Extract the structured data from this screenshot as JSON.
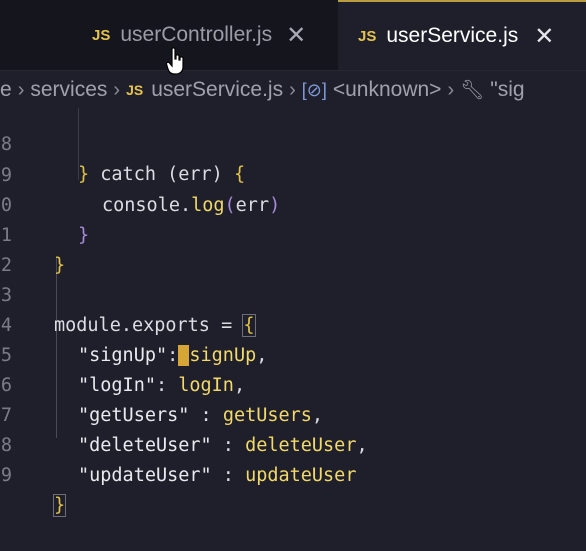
{
  "tabs": [
    {
      "label": "userController.js",
      "lang": "JS",
      "close": "✕",
      "active": false
    },
    {
      "label": "userService.js",
      "lang": "JS",
      "close": "✕",
      "active": true
    }
  ],
  "breadcrumb": {
    "lead": "e",
    "folder": "services",
    "file_lang": "JS",
    "file": "userService.js",
    "symbol_icon": "[⊘]",
    "symbol": "<unknown>",
    "wrench_icon": "wrench-icon",
    "last": "\"sig"
  },
  "code": {
    "lines": [
      {
        "number": "8",
        "text": "} catch (err) {"
      },
      {
        "number": "9",
        "text": "console.log(err)"
      },
      {
        "number": "0",
        "text": "}"
      },
      {
        "number": "1",
        "text": "}"
      },
      {
        "number": "2",
        "text": ""
      },
      {
        "number": "3",
        "text": "module.exports = {"
      },
      {
        "number": "4",
        "text": "\"signUp\": signUp,"
      },
      {
        "number": "5",
        "text": "\"logIn\": logIn,"
      },
      {
        "number": "6",
        "text": "\"getUsers\" : getUsers,"
      },
      {
        "number": "7",
        "text": "\"deleteUser\" : deleteUser,"
      },
      {
        "number": "8",
        "text": "\"updateUser\" : updateUser"
      },
      {
        "number": "9",
        "text": "}"
      }
    ]
  },
  "colors": {
    "background": "#1f1f2b",
    "tab_bar": "#15161d",
    "accent": "#e6c24e",
    "brace": "#e0c14a",
    "paren": "#a78bd8",
    "cursor_highlight": "#d5a535"
  }
}
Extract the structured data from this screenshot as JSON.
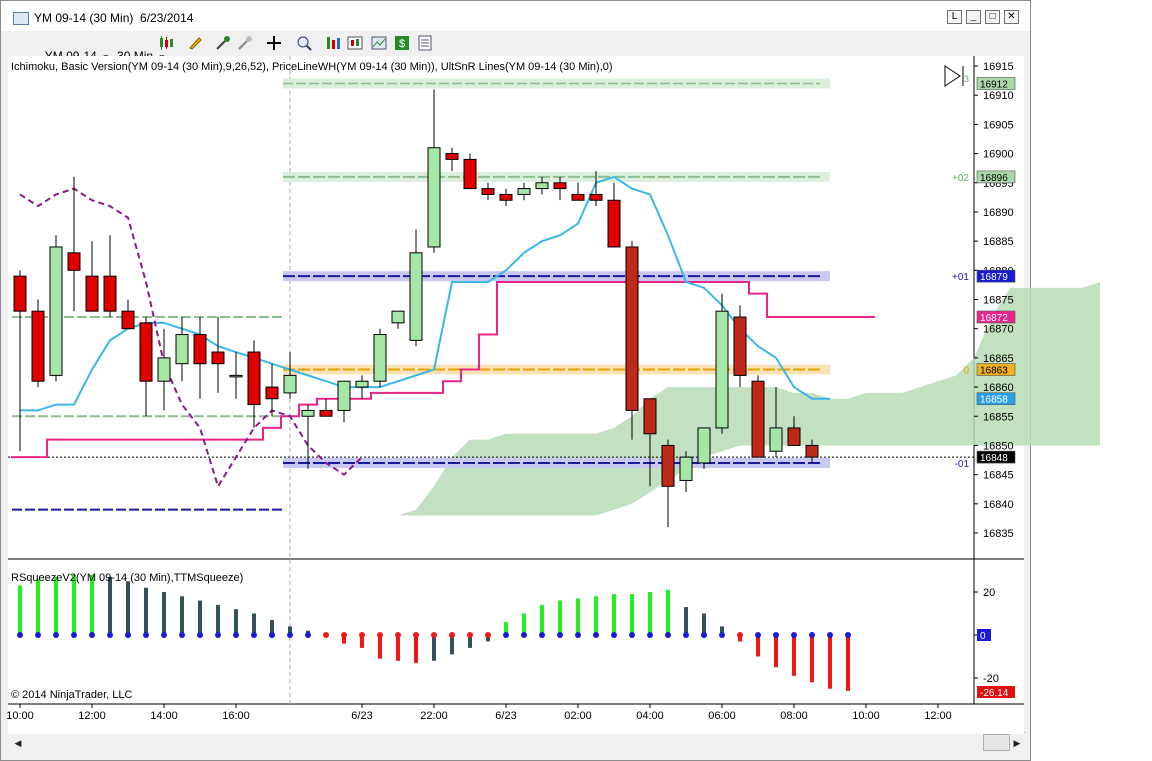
{
  "window": {
    "title": "YM 09-14 (30 Min)  6/23/2014",
    "buttons": [
      "L",
      "□",
      "✕"
    ]
  },
  "toolbar": {
    "instrument": "YM 09-14",
    "interval": "30 Min",
    "icons": [
      "candlestick-icon",
      "pencil-icon",
      "add-indicator-icon",
      "remove-indicator-icon",
      "crosshair-icon",
      "zoom-icon",
      "bar-type-icon",
      "strategy-icon",
      "chart-properties-icon",
      "dollar-icon",
      "data-box-icon"
    ]
  },
  "chart_data": [
    {
      "type": "candlestick",
      "title": "Ichimoku, Basic Version(YM 09-14 (30 Min),9,26,52), PriceLineWH(YM 09-14 (30 Min)), UltSnR Lines(YM 09-14 (30 Min),0)",
      "y_ticks": [
        16835,
        16840,
        16845,
        16850,
        16855,
        16860,
        16865,
        16870,
        16875,
        16880,
        16885,
        16890,
        16895,
        16900,
        16905,
        16910,
        16915
      ],
      "ylim": [
        16831,
        16916
      ],
      "x_ticks": [
        "10:00",
        "12:00",
        "14:00",
        "16:00",
        "6/23",
        "22:00",
        "6/23",
        "02:00",
        "04:00",
        "06:00",
        "08:00",
        "10:00",
        "12:00"
      ],
      "session_break": "6/23 18:00",
      "candles": [
        {
          "o": 16879,
          "h": 16880,
          "l": 16849,
          "c": 16873
        },
        {
          "o": 16873,
          "h": 16875,
          "l": 16860,
          "c": 16861
        },
        {
          "o": 16862,
          "h": 16886,
          "l": 16861,
          "c": 16884
        },
        {
          "o": 16883,
          "h": 16896,
          "l": 16873,
          "c": 16880
        },
        {
          "o": 16879,
          "h": 16885,
          "l": 16873,
          "c": 16873
        },
        {
          "o": 16879,
          "h": 16886,
          "l": 16872,
          "c": 16873
        },
        {
          "o": 16873,
          "h": 16875,
          "l": 16870,
          "c": 16870
        },
        {
          "o": 16871,
          "h": 16872,
          "l": 16855,
          "c": 16861
        },
        {
          "o": 16861,
          "h": 16870,
          "l": 16856,
          "c": 16865
        },
        {
          "o": 16864,
          "h": 16872,
          "l": 16861,
          "c": 16869
        },
        {
          "o": 16869,
          "h": 16872,
          "l": 16858,
          "c": 16864
        },
        {
          "o": 16866,
          "h": 16872,
          "l": 16859,
          "c": 16864
        },
        {
          "o": 16862,
          "h": 16866,
          "l": 16858,
          "c": 16862
        },
        {
          "o": 16866,
          "h": 16868,
          "l": 16853,
          "c": 16857
        },
        {
          "o": 16860,
          "h": 16864,
          "l": 16855,
          "c": 16858
        },
        {
          "o": 16859,
          "h": 16866,
          "l": 16858,
          "c": 16862
        },
        {
          "o": 16855,
          "h": 16857,
          "l": 16846,
          "c": 16856
        },
        {
          "o": 16856,
          "h": 16858,
          "l": 16855,
          "c": 16855
        },
        {
          "o": 16856,
          "h": 16861,
          "l": 16854,
          "c": 16861
        },
        {
          "o": 16860,
          "h": 16862,
          "l": 16858,
          "c": 16861
        },
        {
          "o": 16861,
          "h": 16870,
          "l": 16860,
          "c": 16869
        },
        {
          "o": 16871,
          "h": 16873,
          "l": 16870,
          "c": 16873
        },
        {
          "o": 16868,
          "h": 16887,
          "l": 16867,
          "c": 16883
        },
        {
          "o": 16884,
          "h": 16911,
          "l": 16883,
          "c": 16901
        },
        {
          "o": 16900,
          "h": 16901,
          "l": 16897,
          "c": 16899
        },
        {
          "o": 16899,
          "h": 16900,
          "l": 16895,
          "c": 16894
        },
        {
          "o": 16894,
          "h": 16895,
          "l": 16892,
          "c": 16893
        },
        {
          "o": 16893,
          "h": 16894,
          "l": 16891,
          "c": 16892
        },
        {
          "o": 16893,
          "h": 16895,
          "l": 16892,
          "c": 16894
        },
        {
          "o": 16894,
          "h": 16896,
          "l": 16893,
          "c": 16895
        },
        {
          "o": 16895,
          "h": 16896,
          "l": 16892,
          "c": 16894
        },
        {
          "o": 16893,
          "h": 16895,
          "l": 16892,
          "c": 16892
        },
        {
          "o": 16893,
          "h": 16897,
          "l": 16891,
          "c": 16892
        },
        {
          "o": 16892,
          "h": 16895,
          "l": 16884,
          "c": 16884
        },
        {
          "o": 16884,
          "h": 16885,
          "l": 16851,
          "c": 16856
        },
        {
          "o": 16858,
          "h": 16858,
          "l": 16843,
          "c": 16852
        },
        {
          "o": 16850,
          "h": 16851,
          "l": 16836,
          "c": 16843
        },
        {
          "o": 16844,
          "h": 16849,
          "l": 16842,
          "c": 16848
        },
        {
          "o": 16847,
          "h": 16853,
          "l": 16846,
          "c": 16853
        },
        {
          "o": 16853,
          "h": 16876,
          "l": 16852,
          "c": 16873
        },
        {
          "o": 16872,
          "h": 16874,
          "l": 16860,
          "c": 16862
        },
        {
          "o": 16861,
          "h": 16862,
          "l": 16848,
          "c": 16848
        },
        {
          "o": 16849,
          "h": 16860,
          "l": 16848,
          "c": 16853
        },
        {
          "o": 16853,
          "h": 16855,
          "l": 16850,
          "c": 16850
        },
        {
          "o": 16850,
          "h": 16851,
          "l": 16847,
          "c": 16848
        }
      ],
      "tenkan": [
        16856,
        16856,
        16857,
        16857,
        16863,
        16868,
        16870,
        16871,
        16871,
        16870,
        16869,
        16867,
        16866,
        16865,
        16864,
        16863,
        16862,
        16861,
        16860,
        16860,
        16860,
        16861,
        16862,
        16863,
        16878,
        16878,
        16878,
        16880,
        16883,
        16885,
        16886,
        16888,
        16895,
        16896,
        16894,
        16893,
        16886,
        16878,
        16877,
        16874,
        16870,
        16867,
        16865,
        16860,
        16858,
        16858
      ],
      "kijun": [
        16848,
        16848,
        16851,
        16851,
        16851,
        16851,
        16851,
        16851,
        16851,
        16851,
        16851,
        16851,
        16851,
        16851,
        16853,
        16855,
        16857,
        16858,
        16858,
        16858,
        16859,
        16859,
        16859,
        16859,
        16861,
        16863,
        16869,
        16878,
        16878,
        16878,
        16878,
        16878,
        16878,
        16878,
        16878,
        16878,
        16878,
        16878,
        16878,
        16878,
        16878,
        16876,
        16872,
        16872,
        16872,
        16872,
        16872,
        16872
      ],
      "chikou": [
        16893,
        16891,
        16893,
        16894,
        16892,
        16891,
        16889,
        16878,
        16864,
        16857,
        16853,
        16843,
        16848,
        16853,
        16856,
        16855,
        16850,
        16847,
        16845,
        16848
      ],
      "cloud": {
        "x_start_index": 18,
        "top": [
          16838,
          16838,
          16838,
          16838,
          16839,
          16843,
          16848,
          16851,
          16851,
          16852,
          16852,
          16852,
          16852,
          16852,
          16852,
          16853,
          16855,
          16858,
          16860,
          16860,
          16860,
          16860,
          16860,
          16860,
          16860,
          16859,
          16859,
          16858,
          16858,
          16859,
          16859,
          16859,
          16860,
          16861,
          16862,
          16865,
          16872,
          16877,
          16877,
          16877,
          16877,
          16877,
          16878
        ],
        "bottom": [
          16838,
          16838,
          16838,
          16838,
          16838,
          16838,
          16838,
          16838,
          16838,
          16838,
          16838,
          16838,
          16838,
          16838,
          16838,
          16839,
          16840,
          16842,
          16844,
          16846,
          16848,
          16849,
          16850,
          16850,
          16850,
          16850,
          16850,
          16850,
          16850,
          16850,
          16850,
          16850,
          16850,
          16850,
          16850,
          16850,
          16850,
          16850,
          16850,
          16850,
          16850,
          16850,
          16850
        ]
      },
      "levels_prior": [
        {
          "name": "resistance",
          "value": 16872,
          "color": "#8fbc8f",
          "dashed": true
        },
        {
          "name": "support",
          "value": 16855,
          "color": "#8fbc8f",
          "dashed": true
        },
        {
          "name": "s2",
          "value": 16839,
          "color": "#1a1aa0",
          "dashed": true
        }
      ],
      "levels_current": [
        {
          "label": "+02",
          "value": 16896,
          "color": "#8fbc8f",
          "badge": "16896",
          "text_color": "#66aa66"
        },
        {
          "label": "+01",
          "value": 16879,
          "color": "#1a1aa0",
          "badge": "16879",
          "text_color": "#1a1aa0"
        },
        {
          "label": "0",
          "value": 16863,
          "color": "#e8a000",
          "badge": "16863",
          "text_color": "#e8a000"
        },
        {
          "label": "-01",
          "value": 16847,
          "color": "#1a1aa0",
          "badge": "16848",
          "text_color": "#1a1aa0"
        }
      ],
      "top_level": {
        "label": "+3",
        "value": 16912,
        "badge": "16912"
      },
      "axis_badges": [
        {
          "value": 16912,
          "text": "16912",
          "bg": "#a8d8a8",
          "fg": "#000"
        },
        {
          "value": 16896,
          "text": "16896",
          "bg": "#a8d8a8",
          "fg": "#000"
        },
        {
          "value": 16879,
          "text": "16879",
          "bg": "#1a1ad0",
          "fg": "#fff"
        },
        {
          "value": 16872,
          "text": "16872",
          "bg": "#e8268a",
          "fg": "#fff"
        },
        {
          "value": 16863,
          "text": "16863",
          "bg": "#f0b020",
          "fg": "#000"
        },
        {
          "value": 16858,
          "text": "16858",
          "bg": "#2aa0e8",
          "fg": "#fff"
        },
        {
          "value": 16848,
          "text": "16848",
          "bg": "#000000",
          "fg": "#fff"
        }
      ],
      "last_price": 16848
    },
    {
      "type": "bar",
      "title": "RSqueezeV2(YM 09-14 (30 Min),TTMSqueeze)",
      "y_ticks": [
        20,
        0,
        -20
      ],
      "ylim": [
        -28,
        28
      ],
      "current_badge": "0",
      "last_value_badge": "-26.14",
      "values": [
        23,
        26,
        27,
        28,
        28,
        27,
        25,
        22,
        20,
        18,
        16,
        14,
        12,
        10,
        7,
        4,
        2,
        0,
        -4,
        -6,
        -11,
        -12,
        -13,
        -12,
        -9,
        -6,
        -3,
        6,
        10,
        14,
        16,
        17,
        18,
        19,
        19,
        20,
        21,
        13,
        10,
        4,
        -3,
        -10,
        -15,
        -19,
        -22,
        -25,
        -26
      ],
      "dot_colors": [
        "blue",
        "blue",
        "blue",
        "blue",
        "blue",
        "blue",
        "blue",
        "blue",
        "blue",
        "blue",
        "blue",
        "blue",
        "blue",
        "blue",
        "blue",
        "blue",
        "blue",
        "red",
        "red",
        "red",
        "red",
        "red",
        "red",
        "red",
        "red",
        "red",
        "red",
        "blue",
        "blue",
        "blue",
        "blue",
        "blue",
        "blue",
        "blue",
        "blue",
        "blue",
        "blue",
        "blue",
        "blue",
        "blue",
        "red",
        "blue",
        "blue",
        "blue",
        "blue",
        "blue",
        "blue"
      ]
    }
  ],
  "copyright": "© 2014 NinjaTrader, LLC"
}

::::

**Problem details**
How many of the lines above include the word "userService"? Respond with the number alone.

**Result for this task**
2